Produce an exact transcription of the listing below, omitting the pictures.

◆ ◆ ◆ ◆ ◆

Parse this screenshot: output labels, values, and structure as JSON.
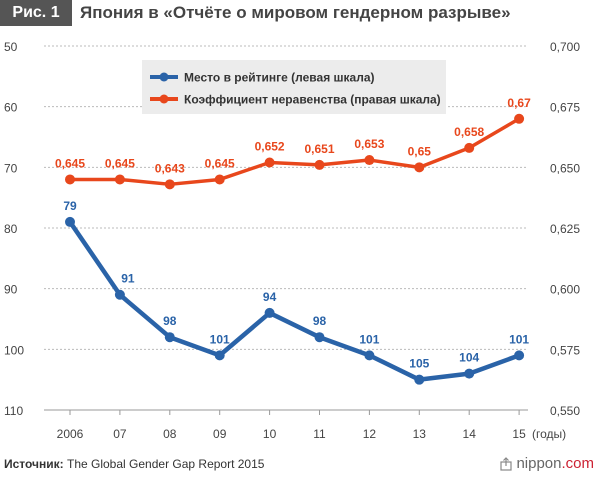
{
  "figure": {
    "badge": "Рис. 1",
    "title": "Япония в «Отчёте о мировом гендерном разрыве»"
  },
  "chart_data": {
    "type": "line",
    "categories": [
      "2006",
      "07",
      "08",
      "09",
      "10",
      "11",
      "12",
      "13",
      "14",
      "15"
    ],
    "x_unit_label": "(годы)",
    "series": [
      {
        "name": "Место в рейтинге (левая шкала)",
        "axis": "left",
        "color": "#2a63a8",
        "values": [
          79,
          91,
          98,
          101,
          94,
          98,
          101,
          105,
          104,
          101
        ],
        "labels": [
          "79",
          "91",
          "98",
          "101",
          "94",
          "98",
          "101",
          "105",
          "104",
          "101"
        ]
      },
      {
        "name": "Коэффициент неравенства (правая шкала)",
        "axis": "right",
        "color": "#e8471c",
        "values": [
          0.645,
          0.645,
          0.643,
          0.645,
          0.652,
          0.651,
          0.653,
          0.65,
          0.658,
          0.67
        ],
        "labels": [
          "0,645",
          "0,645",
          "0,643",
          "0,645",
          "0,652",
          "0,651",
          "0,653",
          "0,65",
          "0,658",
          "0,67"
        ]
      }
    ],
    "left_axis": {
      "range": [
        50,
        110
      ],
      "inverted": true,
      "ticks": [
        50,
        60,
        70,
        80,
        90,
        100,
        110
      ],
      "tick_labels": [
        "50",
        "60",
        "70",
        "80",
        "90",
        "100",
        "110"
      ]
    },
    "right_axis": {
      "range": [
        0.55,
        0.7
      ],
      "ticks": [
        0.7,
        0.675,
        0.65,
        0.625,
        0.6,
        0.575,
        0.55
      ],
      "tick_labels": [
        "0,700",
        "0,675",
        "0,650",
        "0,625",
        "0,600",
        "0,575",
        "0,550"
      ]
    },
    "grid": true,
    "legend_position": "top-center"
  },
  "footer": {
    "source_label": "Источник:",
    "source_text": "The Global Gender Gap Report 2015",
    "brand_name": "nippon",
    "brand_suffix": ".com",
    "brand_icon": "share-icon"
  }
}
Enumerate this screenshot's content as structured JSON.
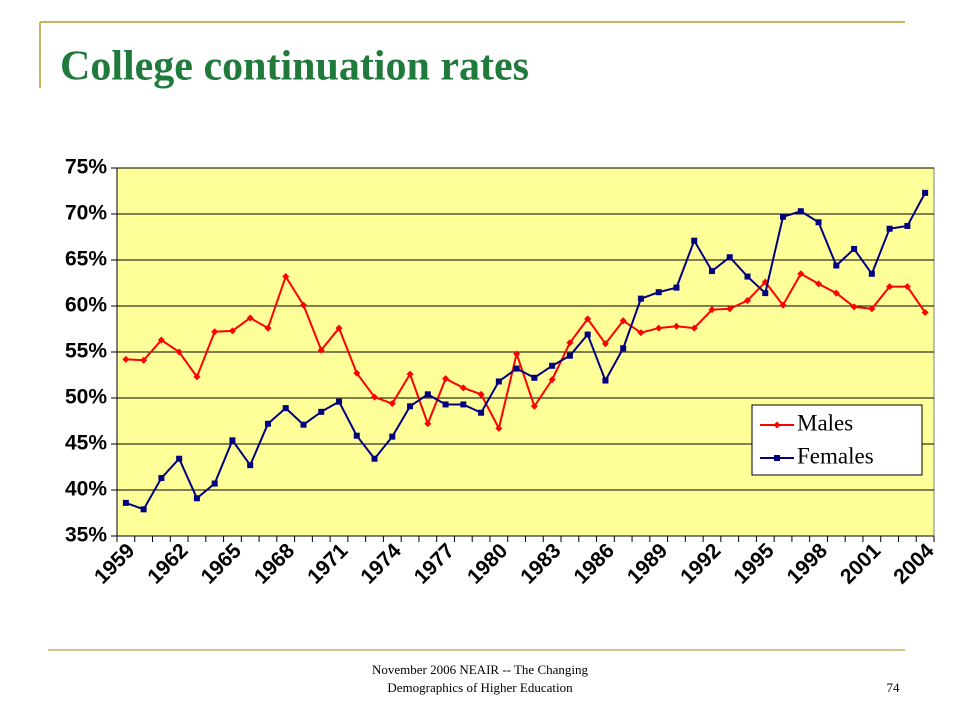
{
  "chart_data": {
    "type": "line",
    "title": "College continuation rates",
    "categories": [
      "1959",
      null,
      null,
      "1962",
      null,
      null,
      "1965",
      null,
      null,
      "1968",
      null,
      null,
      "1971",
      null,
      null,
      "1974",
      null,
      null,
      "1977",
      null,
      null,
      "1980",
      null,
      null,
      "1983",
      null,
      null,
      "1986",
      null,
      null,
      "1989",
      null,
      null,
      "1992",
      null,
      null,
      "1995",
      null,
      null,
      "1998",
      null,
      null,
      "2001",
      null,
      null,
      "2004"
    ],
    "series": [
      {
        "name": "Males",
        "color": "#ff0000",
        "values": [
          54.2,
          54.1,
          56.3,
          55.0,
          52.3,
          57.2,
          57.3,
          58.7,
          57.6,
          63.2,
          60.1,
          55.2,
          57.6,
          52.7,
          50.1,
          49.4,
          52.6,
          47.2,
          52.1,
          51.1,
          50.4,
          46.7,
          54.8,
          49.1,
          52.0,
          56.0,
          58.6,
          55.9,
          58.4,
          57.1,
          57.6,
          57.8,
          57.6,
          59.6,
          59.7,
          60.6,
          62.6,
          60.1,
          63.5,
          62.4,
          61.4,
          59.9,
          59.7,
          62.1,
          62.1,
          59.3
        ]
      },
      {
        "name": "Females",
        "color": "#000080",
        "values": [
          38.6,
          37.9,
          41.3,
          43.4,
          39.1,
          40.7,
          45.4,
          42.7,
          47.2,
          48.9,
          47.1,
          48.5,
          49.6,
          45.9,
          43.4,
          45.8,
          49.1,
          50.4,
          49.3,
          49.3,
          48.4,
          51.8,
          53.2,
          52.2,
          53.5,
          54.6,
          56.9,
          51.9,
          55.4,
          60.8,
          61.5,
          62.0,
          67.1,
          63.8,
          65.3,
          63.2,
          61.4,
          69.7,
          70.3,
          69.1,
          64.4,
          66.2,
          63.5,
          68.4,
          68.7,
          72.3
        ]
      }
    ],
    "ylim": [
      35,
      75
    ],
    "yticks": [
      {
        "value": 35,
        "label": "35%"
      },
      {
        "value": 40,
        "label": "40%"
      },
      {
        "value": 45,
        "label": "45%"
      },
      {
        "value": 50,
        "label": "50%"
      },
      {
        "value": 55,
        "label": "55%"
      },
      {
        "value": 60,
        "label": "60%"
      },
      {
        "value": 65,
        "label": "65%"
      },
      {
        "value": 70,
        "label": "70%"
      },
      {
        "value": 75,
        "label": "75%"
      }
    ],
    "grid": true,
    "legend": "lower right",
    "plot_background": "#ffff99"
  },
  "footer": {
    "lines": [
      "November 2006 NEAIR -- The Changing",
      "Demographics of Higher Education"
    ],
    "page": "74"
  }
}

◆ ◆ ◆ ◆ ◆

**Written reply**
Parse this screenshot: output labels, values, and structure as JSON.
{
  "figure": {
    "badge": "Рис. 1",
    "title": "Япония в «Отчёте о мировом гендерном разрыве»"
  },
  "chart_data": {
    "type": "line",
    "categories": [
      "2006",
      "07",
      "08",
      "09",
      "10",
      "11",
      "12",
      "13",
      "14",
      "15"
    ],
    "x_unit_label": "(годы)",
    "series": [
      {
        "name": "Место в рейтинге (левая шкала)",
        "axis": "left",
        "color": "#2a63a8",
        "values": [
          79,
          91,
          98,
          101,
          94,
          98,
          101,
          105,
          104,
          101
        ],
        "labels": [
          "79",
          "91",
          "98",
          "101",
          "94",
          "98",
          "101",
          "105",
          "104",
          "101"
        ]
      },
      {
        "name": "Коэффициент неравенства (правая шкала)",
        "axis": "right",
        "color": "#e8471c",
        "values": [
          0.645,
          0.645,
          0.643,
          0.645,
          0.652,
          0.651,
          0.653,
          0.65,
          0.658,
          0.67
        ],
        "labels": [
          "0,645",
          "0,645",
          "0,643",
          "0,645",
          "0,652",
          "0,651",
          "0,653",
          "0,65",
          "0,658",
          "0,67"
        ]
      }
    ],
    "left_axis": {
      "range": [
        50,
        110
      ],
      "inverted": true,
      "ticks": [
        50,
        60,
        70,
        80,
        90,
        100,
        110
      ],
      "tick_labels": [
        "50",
        "60",
        "70",
        "80",
        "90",
        "100",
        "110"
      ]
    },
    "right_axis": {
      "range": [
        0.55,
        0.7
      ],
      "ticks": [
        0.7,
        0.675,
        0.65,
        0.625,
        0.6,
        0.575,
        0.55
      ],
      "tick_labels": [
        "0,700",
        "0,675",
        "0,650",
        "0,625",
        "0,600",
        "0,575",
        "0,550"
      ]
    },
    "grid": true,
    "legend_position": "top-center"
  },
  "footer": {
    "source_label": "Источник:",
    "source_text": "The Global Gender Gap Report 2015",
    "brand_name": "nippon",
    "brand_suffix": ".com",
    "brand_icon": "share-icon"
  }
}
Enumerate this screenshot's content as structured JSON.
{
  "chart_data": {
    "type": "line",
    "title": "College continuation rates",
    "categories": [
      "1959",
      null,
      null,
      "1962",
      null,
      null,
      "1965",
      null,
      null,
      "1968",
      null,
      null,
      "1971",
      null,
      null,
      "1974",
      null,
      null,
      "1977",
      null,
      null,
      "1980",
      null,
      null,
      "1983",
      null,
      null,
      "1986",
      null,
      null,
      "1989",
      null,
      null,
      "1992",
      null,
      null,
      "1995",
      null,
      null,
      "1998",
      null,
      null,
      "2001",
      null,
      null,
      "2004"
    ],
    "series": [
      {
        "name": "Males",
        "color": "#ff0000",
        "values": [
          54.2,
          54.1,
          56.3,
          55.0,
          52.3,
          57.2,
          57.3,
          58.7,
          57.6,
          63.2,
          60.1,
          55.2,
          57.6,
          52.7,
          50.1,
          49.4,
          52.6,
          47.2,
          52.1,
          51.1,
          50.4,
          46.7,
          54.8,
          49.1,
          52.0,
          56.0,
          58.6,
          55.9,
          58.4,
          57.1,
          57.6,
          57.8,
          57.6,
          59.6,
          59.7,
          60.6,
          62.6,
          60.1,
          63.5,
          62.4,
          61.4,
          59.9,
          59.7,
          62.1,
          62.1,
          59.3
        ]
      },
      {
        "name": "Females",
        "color": "#000080",
        "values": [
          38.6,
          37.9,
          41.3,
          43.4,
          39.1,
          40.7,
          45.4,
          42.7,
          47.2,
          48.9,
          47.1,
          48.5,
          49.6,
          45.9,
          43.4,
          45.8,
          49.1,
          50.4,
          49.3,
          49.3,
          48.4,
          51.8,
          53.2,
          52.2,
          53.5,
          54.6,
          56.9,
          51.9,
          55.4,
          60.8,
          61.5,
          62.0,
          67.1,
          63.8,
          65.3,
          63.2,
          61.4,
          69.7,
          70.3,
          69.1,
          64.4,
          66.2,
          63.5,
          68.4,
          68.7,
          72.3
        ]
      }
    ],
    "ylim": [
      35,
      75
    ],
    "yticks": [
      {
        "value": 35,
        "label": "35%"
      },
      {
        "value": 40,
        "label": "40%"
      },
      {
        "value": 45,
        "label": "45%"
      },
      {
        "value": 50,
        "label": "50%"
      },
      {
        "value": 55,
        "label": "55%"
      },
      {
        "value": 60,
        "label": "60%"
      },
      {
        "value": 65,
        "label": "65%"
      },
      {
        "value": 70,
        "label": "70%"
      },
      {
        "value": 75,
        "label": "75%"
      }
    ],
    "grid": true,
    "legend": "lower right",
    "plot_background": "#ffff99"
  },
  "footer": {
    "lines": [
      "November 2006 NEAIR -- The Changing",
      "Demographics of Higher Education"
    ],
    "page": "74"
  }
}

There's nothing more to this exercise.